* _Extracted data_
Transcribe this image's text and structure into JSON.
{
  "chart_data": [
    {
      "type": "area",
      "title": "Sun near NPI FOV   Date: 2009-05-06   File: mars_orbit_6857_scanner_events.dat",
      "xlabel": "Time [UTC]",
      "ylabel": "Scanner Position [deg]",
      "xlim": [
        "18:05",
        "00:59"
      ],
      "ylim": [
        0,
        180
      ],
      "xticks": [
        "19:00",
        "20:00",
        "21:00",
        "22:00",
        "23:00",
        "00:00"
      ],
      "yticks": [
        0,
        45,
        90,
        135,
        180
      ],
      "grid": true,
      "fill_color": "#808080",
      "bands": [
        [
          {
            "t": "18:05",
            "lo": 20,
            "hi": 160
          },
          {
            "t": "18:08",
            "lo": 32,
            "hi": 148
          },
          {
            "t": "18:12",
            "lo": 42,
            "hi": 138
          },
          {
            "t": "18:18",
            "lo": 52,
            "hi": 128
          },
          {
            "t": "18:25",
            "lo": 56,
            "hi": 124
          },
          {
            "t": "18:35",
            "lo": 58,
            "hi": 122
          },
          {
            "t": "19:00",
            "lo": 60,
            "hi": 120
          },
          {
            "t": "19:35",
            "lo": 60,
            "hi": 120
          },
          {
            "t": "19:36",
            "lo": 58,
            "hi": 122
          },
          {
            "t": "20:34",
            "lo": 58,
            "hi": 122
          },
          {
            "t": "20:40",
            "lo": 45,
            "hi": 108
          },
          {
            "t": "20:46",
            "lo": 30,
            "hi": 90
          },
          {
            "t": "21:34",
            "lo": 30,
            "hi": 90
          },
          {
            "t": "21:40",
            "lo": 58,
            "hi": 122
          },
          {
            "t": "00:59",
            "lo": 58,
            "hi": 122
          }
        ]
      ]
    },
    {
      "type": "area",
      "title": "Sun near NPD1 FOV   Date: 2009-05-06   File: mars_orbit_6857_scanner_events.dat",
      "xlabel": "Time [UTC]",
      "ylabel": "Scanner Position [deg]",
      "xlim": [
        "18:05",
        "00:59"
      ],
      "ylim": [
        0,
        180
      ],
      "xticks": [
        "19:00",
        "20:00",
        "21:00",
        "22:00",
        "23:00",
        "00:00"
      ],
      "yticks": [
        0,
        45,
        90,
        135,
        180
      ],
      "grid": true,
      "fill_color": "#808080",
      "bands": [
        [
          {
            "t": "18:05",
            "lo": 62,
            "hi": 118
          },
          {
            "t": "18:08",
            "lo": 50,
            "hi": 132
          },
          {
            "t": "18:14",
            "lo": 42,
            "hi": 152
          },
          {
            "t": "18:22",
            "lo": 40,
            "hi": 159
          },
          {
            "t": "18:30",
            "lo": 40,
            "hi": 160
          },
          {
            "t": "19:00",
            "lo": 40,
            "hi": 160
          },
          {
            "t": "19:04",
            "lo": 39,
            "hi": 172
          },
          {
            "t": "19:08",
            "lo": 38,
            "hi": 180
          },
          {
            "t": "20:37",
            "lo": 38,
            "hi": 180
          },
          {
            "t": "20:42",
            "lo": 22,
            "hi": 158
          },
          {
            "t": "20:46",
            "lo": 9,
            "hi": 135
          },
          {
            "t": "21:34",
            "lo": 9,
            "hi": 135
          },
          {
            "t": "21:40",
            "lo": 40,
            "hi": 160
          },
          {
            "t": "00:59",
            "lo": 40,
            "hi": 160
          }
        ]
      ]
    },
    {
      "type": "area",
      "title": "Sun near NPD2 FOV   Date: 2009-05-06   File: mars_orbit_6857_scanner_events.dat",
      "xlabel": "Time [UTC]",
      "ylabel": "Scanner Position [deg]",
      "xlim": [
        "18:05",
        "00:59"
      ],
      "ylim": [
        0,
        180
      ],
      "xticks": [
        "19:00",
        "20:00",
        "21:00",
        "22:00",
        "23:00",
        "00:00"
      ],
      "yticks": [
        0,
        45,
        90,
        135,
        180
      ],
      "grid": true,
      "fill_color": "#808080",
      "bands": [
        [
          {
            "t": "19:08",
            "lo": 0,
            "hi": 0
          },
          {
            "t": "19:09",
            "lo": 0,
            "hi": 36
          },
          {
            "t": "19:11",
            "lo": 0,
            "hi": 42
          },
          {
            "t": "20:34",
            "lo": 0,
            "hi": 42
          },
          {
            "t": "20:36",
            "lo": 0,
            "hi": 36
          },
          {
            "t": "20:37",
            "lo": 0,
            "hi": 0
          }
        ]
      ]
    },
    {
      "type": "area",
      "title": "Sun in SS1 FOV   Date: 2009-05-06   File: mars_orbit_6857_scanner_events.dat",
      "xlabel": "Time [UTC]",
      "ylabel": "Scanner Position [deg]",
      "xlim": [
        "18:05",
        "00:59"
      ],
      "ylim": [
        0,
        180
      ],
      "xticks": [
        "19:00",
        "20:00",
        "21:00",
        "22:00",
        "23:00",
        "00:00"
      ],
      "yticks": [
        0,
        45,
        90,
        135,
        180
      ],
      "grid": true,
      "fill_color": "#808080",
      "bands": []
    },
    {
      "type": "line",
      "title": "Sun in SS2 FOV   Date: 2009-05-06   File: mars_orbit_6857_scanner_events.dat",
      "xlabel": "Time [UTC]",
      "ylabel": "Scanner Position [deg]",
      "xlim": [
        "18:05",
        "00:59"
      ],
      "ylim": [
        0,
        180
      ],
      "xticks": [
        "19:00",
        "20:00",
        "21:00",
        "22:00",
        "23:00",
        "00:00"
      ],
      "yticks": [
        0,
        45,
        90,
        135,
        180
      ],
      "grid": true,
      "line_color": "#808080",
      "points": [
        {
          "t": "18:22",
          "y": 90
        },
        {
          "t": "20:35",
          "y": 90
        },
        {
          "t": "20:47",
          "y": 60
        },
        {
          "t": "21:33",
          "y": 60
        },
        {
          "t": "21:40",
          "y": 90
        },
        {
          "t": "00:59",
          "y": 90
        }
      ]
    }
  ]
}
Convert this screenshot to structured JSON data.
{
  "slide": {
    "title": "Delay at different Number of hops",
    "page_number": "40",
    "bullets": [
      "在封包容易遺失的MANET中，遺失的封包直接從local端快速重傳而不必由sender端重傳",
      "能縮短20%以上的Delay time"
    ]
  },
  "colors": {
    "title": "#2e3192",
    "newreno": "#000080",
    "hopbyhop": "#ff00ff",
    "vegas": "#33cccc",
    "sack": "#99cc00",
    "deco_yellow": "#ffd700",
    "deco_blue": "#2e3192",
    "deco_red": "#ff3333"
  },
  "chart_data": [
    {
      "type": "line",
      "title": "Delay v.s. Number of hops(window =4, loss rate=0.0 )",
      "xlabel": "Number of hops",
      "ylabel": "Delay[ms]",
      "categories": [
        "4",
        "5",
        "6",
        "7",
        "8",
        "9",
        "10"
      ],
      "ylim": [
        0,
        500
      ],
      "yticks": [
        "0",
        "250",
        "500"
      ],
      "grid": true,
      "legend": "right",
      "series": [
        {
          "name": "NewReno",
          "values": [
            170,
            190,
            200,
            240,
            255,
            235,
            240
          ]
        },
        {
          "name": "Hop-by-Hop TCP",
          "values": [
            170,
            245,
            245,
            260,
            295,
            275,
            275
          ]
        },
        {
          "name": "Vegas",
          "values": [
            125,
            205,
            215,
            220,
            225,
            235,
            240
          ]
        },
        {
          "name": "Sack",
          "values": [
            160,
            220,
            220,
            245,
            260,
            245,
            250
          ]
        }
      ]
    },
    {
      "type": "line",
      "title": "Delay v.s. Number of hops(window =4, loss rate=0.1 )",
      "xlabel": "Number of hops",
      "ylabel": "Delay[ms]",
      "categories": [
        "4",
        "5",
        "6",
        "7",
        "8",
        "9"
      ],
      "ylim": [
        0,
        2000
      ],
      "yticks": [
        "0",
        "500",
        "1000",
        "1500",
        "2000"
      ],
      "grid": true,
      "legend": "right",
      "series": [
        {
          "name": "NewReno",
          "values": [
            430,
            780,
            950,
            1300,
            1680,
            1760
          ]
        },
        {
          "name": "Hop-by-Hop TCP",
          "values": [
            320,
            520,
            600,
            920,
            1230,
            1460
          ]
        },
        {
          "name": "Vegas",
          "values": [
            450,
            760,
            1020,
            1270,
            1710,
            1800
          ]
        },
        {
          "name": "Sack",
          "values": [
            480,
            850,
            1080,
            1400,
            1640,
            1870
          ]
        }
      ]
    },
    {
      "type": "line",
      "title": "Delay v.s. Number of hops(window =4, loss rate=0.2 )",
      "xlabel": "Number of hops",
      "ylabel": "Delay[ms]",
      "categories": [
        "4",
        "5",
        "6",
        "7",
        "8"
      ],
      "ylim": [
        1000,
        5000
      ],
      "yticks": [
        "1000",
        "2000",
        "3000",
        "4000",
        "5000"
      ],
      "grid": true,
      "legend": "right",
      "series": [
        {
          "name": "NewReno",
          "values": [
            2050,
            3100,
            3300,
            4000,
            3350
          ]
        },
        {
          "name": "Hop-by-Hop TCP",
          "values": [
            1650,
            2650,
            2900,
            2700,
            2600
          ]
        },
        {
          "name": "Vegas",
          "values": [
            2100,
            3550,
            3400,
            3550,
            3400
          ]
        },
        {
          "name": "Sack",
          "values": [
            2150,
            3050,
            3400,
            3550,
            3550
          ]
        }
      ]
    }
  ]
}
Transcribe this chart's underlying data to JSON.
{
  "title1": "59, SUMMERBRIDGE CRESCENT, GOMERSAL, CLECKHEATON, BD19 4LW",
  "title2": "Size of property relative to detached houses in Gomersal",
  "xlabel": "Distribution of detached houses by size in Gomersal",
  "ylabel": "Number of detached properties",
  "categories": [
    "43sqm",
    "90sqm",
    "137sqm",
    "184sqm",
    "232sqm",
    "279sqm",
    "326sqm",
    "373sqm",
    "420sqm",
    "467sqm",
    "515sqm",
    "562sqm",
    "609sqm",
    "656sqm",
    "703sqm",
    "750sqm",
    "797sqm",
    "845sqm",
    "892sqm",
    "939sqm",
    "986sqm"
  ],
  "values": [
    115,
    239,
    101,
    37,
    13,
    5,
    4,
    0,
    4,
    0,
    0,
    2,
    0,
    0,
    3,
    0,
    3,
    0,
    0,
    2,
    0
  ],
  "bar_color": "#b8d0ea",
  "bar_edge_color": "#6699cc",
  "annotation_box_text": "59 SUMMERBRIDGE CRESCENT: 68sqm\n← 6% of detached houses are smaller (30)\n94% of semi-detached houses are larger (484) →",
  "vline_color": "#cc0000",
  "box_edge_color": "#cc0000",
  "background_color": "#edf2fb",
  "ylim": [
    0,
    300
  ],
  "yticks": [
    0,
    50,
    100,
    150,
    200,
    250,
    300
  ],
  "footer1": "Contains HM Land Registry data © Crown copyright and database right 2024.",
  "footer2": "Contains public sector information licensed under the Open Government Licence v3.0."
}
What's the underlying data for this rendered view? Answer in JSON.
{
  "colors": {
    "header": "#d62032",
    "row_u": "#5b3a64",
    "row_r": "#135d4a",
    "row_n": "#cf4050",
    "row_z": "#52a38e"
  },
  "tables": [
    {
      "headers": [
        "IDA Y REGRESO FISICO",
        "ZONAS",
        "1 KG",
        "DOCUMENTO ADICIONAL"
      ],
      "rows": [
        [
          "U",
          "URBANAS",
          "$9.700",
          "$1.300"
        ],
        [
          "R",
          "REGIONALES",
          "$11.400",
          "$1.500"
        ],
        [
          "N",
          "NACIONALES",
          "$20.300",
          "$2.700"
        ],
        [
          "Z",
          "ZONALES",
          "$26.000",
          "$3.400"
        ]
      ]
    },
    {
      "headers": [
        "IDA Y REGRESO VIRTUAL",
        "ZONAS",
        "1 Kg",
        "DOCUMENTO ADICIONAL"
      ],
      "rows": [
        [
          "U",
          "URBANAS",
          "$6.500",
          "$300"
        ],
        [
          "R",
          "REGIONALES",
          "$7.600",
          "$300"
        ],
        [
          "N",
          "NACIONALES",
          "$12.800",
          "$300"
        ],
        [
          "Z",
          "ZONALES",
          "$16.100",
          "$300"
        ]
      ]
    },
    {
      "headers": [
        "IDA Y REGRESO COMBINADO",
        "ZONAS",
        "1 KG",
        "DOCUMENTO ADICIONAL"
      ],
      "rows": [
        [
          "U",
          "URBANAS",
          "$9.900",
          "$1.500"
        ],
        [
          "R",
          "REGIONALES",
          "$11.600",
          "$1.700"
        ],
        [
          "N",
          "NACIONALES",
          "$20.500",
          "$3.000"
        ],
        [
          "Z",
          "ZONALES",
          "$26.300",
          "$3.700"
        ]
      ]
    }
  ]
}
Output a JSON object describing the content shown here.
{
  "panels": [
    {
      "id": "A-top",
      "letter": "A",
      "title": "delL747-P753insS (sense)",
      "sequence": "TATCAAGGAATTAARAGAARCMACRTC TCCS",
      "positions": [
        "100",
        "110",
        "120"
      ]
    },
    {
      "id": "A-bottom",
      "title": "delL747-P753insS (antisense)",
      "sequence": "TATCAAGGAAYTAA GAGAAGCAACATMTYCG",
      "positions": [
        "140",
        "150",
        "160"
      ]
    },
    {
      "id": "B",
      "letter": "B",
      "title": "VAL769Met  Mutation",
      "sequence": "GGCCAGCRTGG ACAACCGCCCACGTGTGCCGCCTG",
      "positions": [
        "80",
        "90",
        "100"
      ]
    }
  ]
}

* _Work instructions_
Locate the word "loss" in the data above. Copy every line carrying it.

* _Written response_
      "title": "Delay v.s. Number of hops(window =4, loss rate=0.0 )",
      "title": "Delay v.s. Number of hops(window =4, loss rate=0.1 )",
      "title": "Delay v.s. Number of hops(window =4, loss rate=0.2 )",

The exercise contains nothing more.